▸ ROWS

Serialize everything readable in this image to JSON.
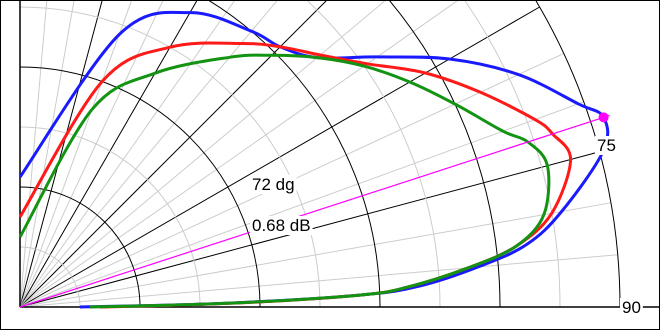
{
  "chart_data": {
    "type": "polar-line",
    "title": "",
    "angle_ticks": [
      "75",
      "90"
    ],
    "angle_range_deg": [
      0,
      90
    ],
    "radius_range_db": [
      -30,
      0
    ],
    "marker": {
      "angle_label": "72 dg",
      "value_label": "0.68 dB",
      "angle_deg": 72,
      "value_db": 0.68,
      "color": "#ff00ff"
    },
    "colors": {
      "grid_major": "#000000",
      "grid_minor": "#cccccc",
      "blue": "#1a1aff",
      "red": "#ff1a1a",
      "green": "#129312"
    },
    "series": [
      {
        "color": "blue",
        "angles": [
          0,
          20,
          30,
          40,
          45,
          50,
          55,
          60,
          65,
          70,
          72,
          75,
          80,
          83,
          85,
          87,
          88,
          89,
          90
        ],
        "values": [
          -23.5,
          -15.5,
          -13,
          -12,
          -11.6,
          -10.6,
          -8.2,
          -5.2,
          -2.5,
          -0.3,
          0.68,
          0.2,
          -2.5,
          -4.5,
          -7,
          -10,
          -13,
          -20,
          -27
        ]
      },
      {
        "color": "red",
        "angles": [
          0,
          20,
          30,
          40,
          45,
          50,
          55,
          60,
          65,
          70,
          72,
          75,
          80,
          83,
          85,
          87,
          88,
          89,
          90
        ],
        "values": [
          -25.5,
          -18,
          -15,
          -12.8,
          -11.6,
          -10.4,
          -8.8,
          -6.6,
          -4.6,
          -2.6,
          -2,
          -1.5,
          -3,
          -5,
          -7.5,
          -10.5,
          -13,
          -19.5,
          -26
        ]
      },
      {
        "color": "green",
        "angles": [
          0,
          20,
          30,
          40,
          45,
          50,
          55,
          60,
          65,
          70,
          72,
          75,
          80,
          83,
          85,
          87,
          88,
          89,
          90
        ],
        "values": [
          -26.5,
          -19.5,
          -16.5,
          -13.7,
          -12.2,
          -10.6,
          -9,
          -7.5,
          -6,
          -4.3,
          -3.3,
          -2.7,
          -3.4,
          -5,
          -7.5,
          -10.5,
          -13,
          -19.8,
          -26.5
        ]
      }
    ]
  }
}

▸ WHAT IS EXPECTED
Omit every picture, then reproduce the rest of the listing exactly.

▸ FULL OUTPUT
Serialize everything readable in this image to JSON.
{
  "chart_data": {
    "type": "polar-line",
    "title": "",
    "angle_ticks": [
      "75",
      "90"
    ],
    "angle_range_deg": [
      0,
      90
    ],
    "radius_range_db": [
      -30,
      0
    ],
    "marker": {
      "angle_label": "72 dg",
      "value_label": "0.68 dB",
      "angle_deg": 72,
      "value_db": 0.68,
      "color": "#ff00ff"
    },
    "colors": {
      "grid_major": "#000000",
      "grid_minor": "#cccccc",
      "blue": "#1a1aff",
      "red": "#ff1a1a",
      "green": "#129312"
    },
    "series": [
      {
        "color": "blue",
        "angles": [
          0,
          20,
          30,
          40,
          45,
          50,
          55,
          60,
          65,
          70,
          72,
          75,
          80,
          83,
          85,
          87,
          88,
          89,
          90
        ],
        "values": [
          -23.5,
          -15.5,
          -13,
          -12,
          -11.6,
          -10.6,
          -8.2,
          -5.2,
          -2.5,
          -0.3,
          0.68,
          0.2,
          -2.5,
          -4.5,
          -7,
          -10,
          -13,
          -20,
          -27
        ]
      },
      {
        "color": "red",
        "angles": [
          0,
          20,
          30,
          40,
          45,
          50,
          55,
          60,
          65,
          70,
          72,
          75,
          80,
          83,
          85,
          87,
          88,
          89,
          90
        ],
        "values": [
          -25.5,
          -18,
          -15,
          -12.8,
          -11.6,
          -10.4,
          -8.8,
          -6.6,
          -4.6,
          -2.6,
          -2,
          -1.5,
          -3,
          -5,
          -7.5,
          -10.5,
          -13,
          -19.5,
          -26
        ]
      },
      {
        "color": "green",
        "angles": [
          0,
          20,
          30,
          40,
          45,
          50,
          55,
          60,
          65,
          70,
          72,
          75,
          80,
          83,
          85,
          87,
          88,
          89,
          90
        ],
        "values": [
          -26.5,
          -19.5,
          -16.5,
          -13.7,
          -12.2,
          -10.6,
          -9,
          -7.5,
          -6,
          -4.3,
          -3.3,
          -2.7,
          -3.4,
          -5,
          -7.5,
          -10.5,
          -13,
          -19.8,
          -26.5
        ]
      }
    ]
  }
}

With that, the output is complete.